AIM >> Pick out and copy every line below that has the word "Ocean".

_ _ _ _ _

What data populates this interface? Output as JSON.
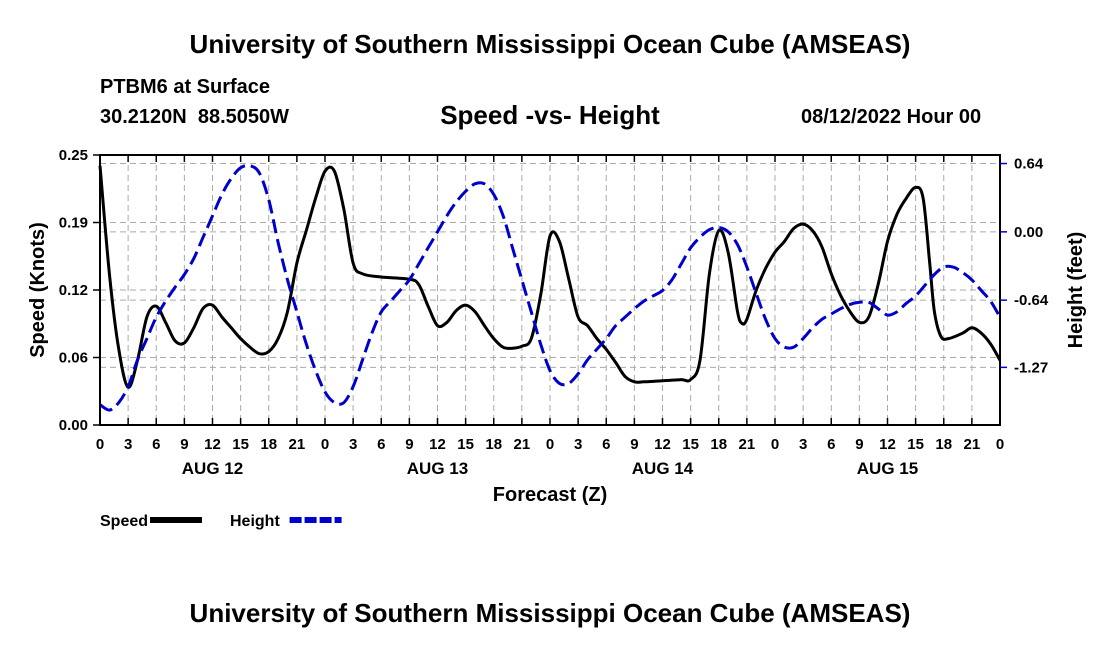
{
  "header": {
    "title": "University of Southern Mississippi Ocean Cube (AMSEAS)",
    "station": "PTBM6 at Surface",
    "coords": "30.2120N  88.5050W",
    "chart_title": "Speed -vs- Height",
    "run": "08/12/2022 Hour 00"
  },
  "footer": {
    "title": "University of Southern Mississippi Ocean Cube (AMSEAS)"
  },
  "colors": {
    "speed": "#000000",
    "height": "#0000cc",
    "grid": "#aaaaaa"
  },
  "chart_data": {
    "type": "line",
    "title": "Speed -vs- Height",
    "xlabel": "Forecast (Z)",
    "ylabel": "Speed (Knots)",
    "y2label": "Height (feet)",
    "x_ticks": [
      "0",
      "3",
      "6",
      "9",
      "12",
      "15",
      "18",
      "21",
      "0",
      "3",
      "6",
      "9",
      "12",
      "15",
      "18",
      "21",
      "0",
      "3",
      "6",
      "9",
      "12",
      "15",
      "18",
      "21",
      "0",
      "3",
      "6",
      "9",
      "12",
      "15",
      "18",
      "21",
      "0"
    ],
    "day_labels": [
      {
        "label": "AUG 12",
        "hour": 12
      },
      {
        "label": "AUG 13",
        "hour": 36
      },
      {
        "label": "AUG 14",
        "hour": 60
      },
      {
        "label": "AUG 15",
        "hour": 84
      }
    ],
    "xlim": [
      0,
      96
    ],
    "ylim": [
      0,
      0.25
    ],
    "y_ticks": [
      "0.00",
      "0.06",
      "0.12",
      "0.19",
      "0.25"
    ],
    "y_tick_values": [
      0,
      0.0625,
      0.125,
      0.1875,
      0.25
    ],
    "y2lim": [
      -1.81,
      0.72
    ],
    "y2_ticks": [
      "0.64",
      "0.00",
      "-0.64",
      "-1.27"
    ],
    "y2_tick_values": [
      0.64,
      0.0,
      -0.64,
      -1.27
    ],
    "legend": [
      {
        "name": "Speed",
        "style": "solid"
      },
      {
        "name": "Height",
        "style": "dashed"
      }
    ],
    "grid": true,
    "series": [
      {
        "name": "Speed",
        "axis": "left",
        "style": "solid",
        "points": [
          [
            0,
            0.24
          ],
          [
            1,
            0.14
          ],
          [
            2,
            0.07
          ],
          [
            3,
            0.035
          ],
          [
            4,
            0.06
          ],
          [
            5,
            0.1
          ],
          [
            6,
            0.11
          ],
          [
            7,
            0.095
          ],
          [
            8,
            0.078
          ],
          [
            9,
            0.076
          ],
          [
            10,
            0.09
          ],
          [
            11,
            0.108
          ],
          [
            12,
            0.111
          ],
          [
            13,
            0.1
          ],
          [
            14,
            0.09
          ],
          [
            15,
            0.08
          ],
          [
            16,
            0.072
          ],
          [
            17,
            0.066
          ],
          [
            18,
            0.068
          ],
          [
            19,
            0.08
          ],
          [
            20,
            0.105
          ],
          [
            21,
            0.15
          ],
          [
            22,
            0.18
          ],
          [
            23,
            0.21
          ],
          [
            24,
            0.235
          ],
          [
            25,
            0.235
          ],
          [
            26,
            0.2
          ],
          [
            27,
            0.15
          ],
          [
            28,
            0.14
          ],
          [
            30,
            0.137
          ],
          [
            33,
            0.135
          ],
          [
            34,
            0.13
          ],
          [
            35,
            0.11
          ],
          [
            36,
            0.092
          ],
          [
            37,
            0.095
          ],
          [
            38,
            0.106
          ],
          [
            39,
            0.111
          ],
          [
            40,
            0.105
          ],
          [
            41,
            0.092
          ],
          [
            42,
            0.08
          ],
          [
            43,
            0.072
          ],
          [
            44,
            0.071
          ],
          [
            45,
            0.073
          ],
          [
            46,
            0.08
          ],
          [
            47,
            0.12
          ],
          [
            48,
            0.175
          ],
          [
            49,
            0.17
          ],
          [
            50,
            0.135
          ],
          [
            51,
            0.1
          ],
          [
            52,
            0.092
          ],
          [
            53,
            0.08
          ],
          [
            54,
            0.07
          ],
          [
            55,
            0.058
          ],
          [
            56,
            0.045
          ],
          [
            57,
            0.04
          ],
          [
            58,
            0.04
          ],
          [
            60,
            0.041
          ],
          [
            62,
            0.042
          ],
          [
            63,
            0.042
          ],
          [
            64,
            0.06
          ],
          [
            65,
            0.14
          ],
          [
            66,
            0.18
          ],
          [
            67,
            0.16
          ],
          [
            68,
            0.105
          ],
          [
            68.5,
            0.094
          ],
          [
            69,
            0.098
          ],
          [
            70,
            0.125
          ],
          [
            71,
            0.145
          ],
          [
            72,
            0.16
          ],
          [
            73,
            0.17
          ],
          [
            74,
            0.182
          ],
          [
            75,
            0.186
          ],
          [
            76,
            0.18
          ],
          [
            77,
            0.165
          ],
          [
            78,
            0.14
          ],
          [
            79,
            0.12
          ],
          [
            80,
            0.105
          ],
          [
            81,
            0.095
          ],
          [
            82,
            0.1
          ],
          [
            83,
            0.13
          ],
          [
            84,
            0.17
          ],
          [
            85,
            0.195
          ],
          [
            86,
            0.21
          ],
          [
            87,
            0.22
          ],
          [
            87.8,
            0.21
          ],
          [
            88.5,
            0.15
          ],
          [
            89,
            0.105
          ],
          [
            89.7,
            0.082
          ],
          [
            90.5,
            0.08
          ],
          [
            92,
            0.085
          ],
          [
            93,
            0.09
          ],
          [
            94,
            0.085
          ],
          [
            95,
            0.075
          ],
          [
            96,
            0.06
          ]
        ]
      },
      {
        "name": "Height",
        "axis": "right",
        "style": "dashed",
        "points": [
          [
            0,
            -1.62
          ],
          [
            1,
            -1.67
          ],
          [
            2,
            -1.6
          ],
          [
            3,
            -1.45
          ],
          [
            4,
            -1.2
          ],
          [
            5,
            -1.0
          ],
          [
            6,
            -0.8
          ],
          [
            7,
            -0.65
          ],
          [
            8,
            -0.52
          ],
          [
            9,
            -0.4
          ],
          [
            10,
            -0.25
          ],
          [
            11,
            -0.05
          ],
          [
            12,
            0.15
          ],
          [
            13,
            0.35
          ],
          [
            14,
            0.5
          ],
          [
            15,
            0.6
          ],
          [
            16,
            0.62
          ],
          [
            17,
            0.55
          ],
          [
            18,
            0.3
          ],
          [
            19,
            -0.1
          ],
          [
            20,
            -0.45
          ],
          [
            21,
            -0.75
          ],
          [
            22,
            -1.05
          ],
          [
            23,
            -1.3
          ],
          [
            24,
            -1.5
          ],
          [
            25,
            -1.6
          ],
          [
            26,
            -1.6
          ],
          [
            27,
            -1.45
          ],
          [
            28,
            -1.2
          ],
          [
            29,
            -0.95
          ],
          [
            30,
            -0.75
          ],
          [
            31,
            -0.65
          ],
          [
            32,
            -0.55
          ],
          [
            33,
            -0.45
          ],
          [
            34,
            -0.3
          ],
          [
            35,
            -0.15
          ],
          [
            36,
            0.0
          ],
          [
            37,
            0.15
          ],
          [
            38,
            0.28
          ],
          [
            39,
            0.38
          ],
          [
            40,
            0.45
          ],
          [
            41,
            0.45
          ],
          [
            42,
            0.35
          ],
          [
            43,
            0.15
          ],
          [
            44,
            -0.15
          ],
          [
            45,
            -0.45
          ],
          [
            46,
            -0.75
          ],
          [
            47,
            -1.05
          ],
          [
            48,
            -1.3
          ],
          [
            49,
            -1.42
          ],
          [
            50,
            -1.42
          ],
          [
            51,
            -1.33
          ],
          [
            52,
            -1.2
          ],
          [
            53,
            -1.1
          ],
          [
            54,
            -1.0
          ],
          [
            55,
            -0.88
          ],
          [
            56,
            -0.8
          ],
          [
            57,
            -0.72
          ],
          [
            58,
            -0.65
          ],
          [
            59,
            -0.6
          ],
          [
            60,
            -0.55
          ],
          [
            61,
            -0.45
          ],
          [
            62,
            -0.3
          ],
          [
            63,
            -0.15
          ],
          [
            64,
            -0.05
          ],
          [
            65,
            0.02
          ],
          [
            66,
            0.04
          ],
          [
            67,
            0.0
          ],
          [
            68,
            -0.12
          ],
          [
            69,
            -0.33
          ],
          [
            70,
            -0.58
          ],
          [
            71,
            -0.82
          ],
          [
            72,
            -1.0
          ],
          [
            73,
            -1.08
          ],
          [
            74,
            -1.08
          ],
          [
            75,
            -1.0
          ],
          [
            76,
            -0.9
          ],
          [
            77,
            -0.82
          ],
          [
            78,
            -0.77
          ],
          [
            79,
            -0.72
          ],
          [
            80,
            -0.68
          ],
          [
            81,
            -0.66
          ],
          [
            82,
            -0.66
          ],
          [
            83,
            -0.72
          ],
          [
            84,
            -0.78
          ],
          [
            85,
            -0.75
          ],
          [
            86,
            -0.67
          ],
          [
            87,
            -0.6
          ],
          [
            88,
            -0.5
          ],
          [
            89,
            -0.4
          ],
          [
            90,
            -0.33
          ],
          [
            91,
            -0.33
          ],
          [
            92,
            -0.38
          ],
          [
            93,
            -0.45
          ],
          [
            94,
            -0.55
          ],
          [
            95,
            -0.65
          ],
          [
            96,
            -0.8
          ]
        ]
      }
    ]
  }
}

_ _ _ _ _

TASK RESULT >>
    "title": "University of Southern Mississippi Ocean Cube (AMSEAS)",
    "title": "University of Southern Mississippi Ocean Cube (AMSEAS)"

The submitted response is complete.